## STATED PROBLEM
Can you lay out every line of the data below as a numbered list, skipping blank lines and leaving out the pictures?

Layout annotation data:
((

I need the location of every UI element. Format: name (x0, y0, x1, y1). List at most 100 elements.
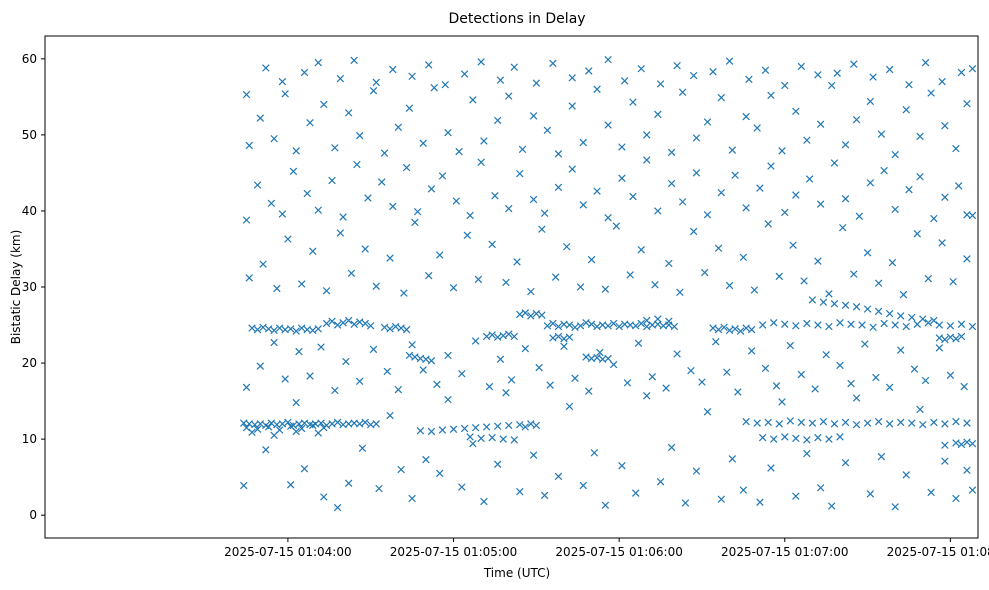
y-tick-label: 10 (22, 432, 37, 446)
detection-point (248, 428, 256, 437)
detection-point (935, 344, 944, 352)
detection-point (725, 281, 734, 290)
detection-point (921, 376, 930, 385)
detection-point (747, 325, 756, 334)
detection-point (896, 346, 905, 354)
detection-point (850, 60, 858, 68)
detection-point (841, 141, 850, 149)
detection-point (444, 395, 452, 404)
detection-point (930, 214, 938, 223)
detection-point (292, 327, 300, 335)
detection-point (527, 312, 535, 320)
detection-point (576, 283, 585, 291)
detection-point (369, 345, 378, 354)
detection-point (386, 254, 394, 262)
detection-point (927, 488, 935, 497)
detection-point (424, 271, 433, 280)
detection-point (333, 503, 342, 512)
detection-point (941, 457, 949, 465)
detection-point (380, 323, 389, 332)
detection-point (808, 296, 817, 304)
y-axis-label: Bistatic Delay (km) (9, 230, 23, 345)
detection-point (516, 169, 524, 178)
detection-point (306, 118, 314, 127)
detection-point (637, 246, 645, 254)
detection-point (521, 344, 530, 353)
detection-point (654, 320, 662, 328)
detection-point (891, 150, 899, 159)
detection-point (949, 277, 957, 286)
detection-point (314, 429, 322, 437)
detection-point (543, 322, 552, 330)
detection-point (400, 289, 408, 297)
detection-point (717, 93, 726, 102)
detection-point (604, 214, 612, 222)
detection-point (455, 147, 463, 156)
detection-point (314, 325, 322, 333)
detection-point (471, 423, 480, 432)
detection-point (408, 494, 416, 503)
detection-point (458, 483, 466, 491)
detection-point (587, 255, 596, 264)
detection-point (333, 321, 342, 329)
detection-point (300, 68, 309, 77)
detection-point (565, 402, 574, 411)
detection-point (378, 178, 386, 186)
detection-point (427, 185, 436, 193)
detection-point (952, 439, 960, 447)
detection-point (502, 278, 510, 287)
detection-point (963, 255, 971, 263)
detection-point (877, 130, 886, 138)
detection-point (800, 277, 808, 285)
detection-point (874, 307, 883, 316)
detection-point (402, 325, 411, 334)
detection-point (819, 298, 828, 306)
detection-point (811, 385, 819, 393)
detection-point (827, 81, 836, 90)
detection-point (372, 282, 380, 290)
detection-point (665, 317, 673, 325)
detection-point (245, 274, 253, 282)
detection-point (963, 99, 971, 108)
detection-point (643, 156, 651, 164)
detection-point (411, 218, 419, 227)
detection-point (286, 481, 295, 489)
detection-point (477, 58, 485, 66)
detection-point (444, 128, 452, 137)
detection-point (397, 324, 405, 332)
detection-point (350, 56, 358, 65)
detection-point (267, 199, 276, 208)
detection-point (510, 332, 518, 341)
detection-point (968, 64, 977, 73)
detection-point (416, 427, 425, 435)
detection-point (303, 189, 311, 198)
detection-point (656, 80, 665, 88)
detection-point (852, 394, 861, 402)
detection-point (585, 387, 593, 395)
detection-point (816, 484, 825, 492)
detection-point (516, 487, 524, 496)
detection-point (527, 287, 535, 296)
detection-point (739, 486, 748, 494)
detection-point (767, 91, 775, 100)
detection-point (731, 171, 739, 179)
detection-point (560, 334, 568, 343)
detection-point (814, 321, 822, 329)
detection-point (742, 324, 750, 332)
detection-point (297, 324, 306, 332)
detection-point (353, 160, 361, 169)
detection-point (554, 183, 563, 192)
detection-point (692, 169, 701, 177)
detection-point (253, 425, 262, 433)
detection-point (827, 502, 836, 510)
detection-point (328, 317, 336, 325)
detection-point (631, 489, 640, 497)
detection-point (654, 207, 662, 215)
detection-point (822, 350, 830, 359)
detection-point (322, 287, 331, 295)
detection-point (505, 204, 513, 213)
detection-point (535, 363, 543, 372)
detection-point (891, 205, 899, 214)
detection-point (916, 132, 924, 141)
detection-point (957, 320, 966, 328)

))

## OUTPUT OF THE EXERCISE
1. I need the location of every UI element. Format: name (x0, y0, x1, y1). List at most 100 elements.
2. y-tick-label: 10 (22, 432, 37, 446)
3. detection-point (248, 428, 256, 437)
4. detection-point (935, 344, 944, 352)
5. detection-point (725, 281, 734, 290)
6. detection-point (921, 376, 930, 385)
7. detection-point (747, 325, 756, 334)
8. detection-point (896, 346, 905, 354)
9. detection-point (850, 60, 858, 68)
10. detection-point (841, 141, 850, 149)
11. detection-point (444, 395, 452, 404)
12. detection-point (930, 214, 938, 223)
13. detection-point (292, 327, 300, 335)
14. detection-point (527, 312, 535, 320)
15. detection-point (576, 283, 585, 291)
16. detection-point (369, 345, 378, 354)
17. detection-point (386, 254, 394, 262)
18. detection-point (927, 488, 935, 497)
19. detection-point (424, 271, 433, 280)
20. detection-point (333, 503, 342, 512)
21. detection-point (941, 457, 949, 465)
22. detection-point (380, 323, 389, 332)
23. detection-point (808, 296, 817, 304)
24. y-axis-label: Bistatic Delay (km) (9, 230, 23, 345)
25. detection-point (516, 169, 524, 178)
26. detection-point (306, 118, 314, 127)
27. detection-point (637, 246, 645, 254)
28. detection-point (521, 344, 530, 353)
29. detection-point (654, 320, 662, 328)
30. detection-point (891, 150, 899, 159)
31. detection-point (949, 277, 957, 286)
32. detection-point (314, 429, 322, 437)
33. detection-point (543, 322, 552, 330)
34. detection-point (400, 289, 408, 297)
35. detection-point (717, 93, 726, 102)
36. detection-point (604, 214, 612, 222)
37. detection-point (455, 147, 463, 156)
38. detection-point (314, 325, 322, 333)
39. detection-point (471, 423, 480, 432)
40. detection-point (408, 494, 416, 503)
41. detection-point (458, 483, 466, 491)
42. detection-point (587, 255, 596, 264)
43. detection-point (333, 321, 342, 329)
44. detection-point (300, 68, 309, 77)
45. detection-point (565, 402, 574, 411)
46. detection-point (378, 178, 386, 186)
47. detection-point (427, 185, 436, 193)
48. detection-point (952, 439, 960, 447)
49. detection-point (502, 278, 510, 287)
50. detection-point (963, 255, 971, 263)
51. detection-point (877, 130, 886, 138)
52. detection-point (800, 277, 808, 285)
53. detection-point (874, 307, 883, 316)
54. detection-point (402, 325, 411, 334)
55. detection-point (819, 298, 828, 306)
56. detection-point (811, 385, 819, 393)
57. detection-point (827, 81, 836, 90)
58. detection-point (372, 282, 380, 290)
59. detection-point (665, 317, 673, 325)
60. detection-point (245, 274, 253, 282)
61. detection-point (963, 99, 971, 108)
62. detection-point (643, 156, 651, 164)
63. detection-point (411, 218, 419, 227)
64. detection-point (286, 481, 295, 489)
65. detection-point (477, 58, 485, 66)
66. detection-point (444, 128, 452, 137)
67. detection-point (397, 324, 405, 332)
68. detection-point (350, 56, 358, 65)
69. detection-point (267, 199, 276, 208)
70. detection-point (510, 332, 518, 341)
71. detection-point (968, 64, 977, 73)
72. detection-point (416, 427, 425, 435)
73. detection-point (303, 189, 311, 198)
74. detection-point (656, 80, 665, 88)
75. detection-point (852, 394, 861, 402)
76. detection-point (585, 387, 593, 395)
77. detection-point (816, 484, 825, 492)
78. detection-point (516, 487, 524, 496)
79. detection-point (527, 287, 535, 296)
80. detection-point (739, 486, 748, 494)
81. detection-point (767, 91, 775, 100)
82. detection-point (731, 171, 739, 179)
83. detection-point (560, 334, 568, 343)
84. detection-point (814, 321, 822, 329)
85. detection-point (742, 324, 750, 332)
86. detection-point (297, 324, 306, 332)
87. detection-point (353, 160, 361, 169)
88. detection-point (554, 183, 563, 192)
89. detection-point (692, 169, 701, 177)
90. detection-point (253, 425, 262, 433)
91. detection-point (827, 502, 836, 510)
92. detection-point (328, 317, 336, 325)
93. detection-point (631, 489, 640, 497)
94. detection-point (654, 207, 662, 215)
95. detection-point (822, 350, 830, 359)
96. detection-point (322, 287, 331, 295)
97. detection-point (505, 204, 513, 213)
98. detection-point (535, 363, 543, 372)
99. detection-point (891, 205, 899, 214)
100. detection-point (916, 132, 924, 141)
101. detection-point (957, 320, 966, 328)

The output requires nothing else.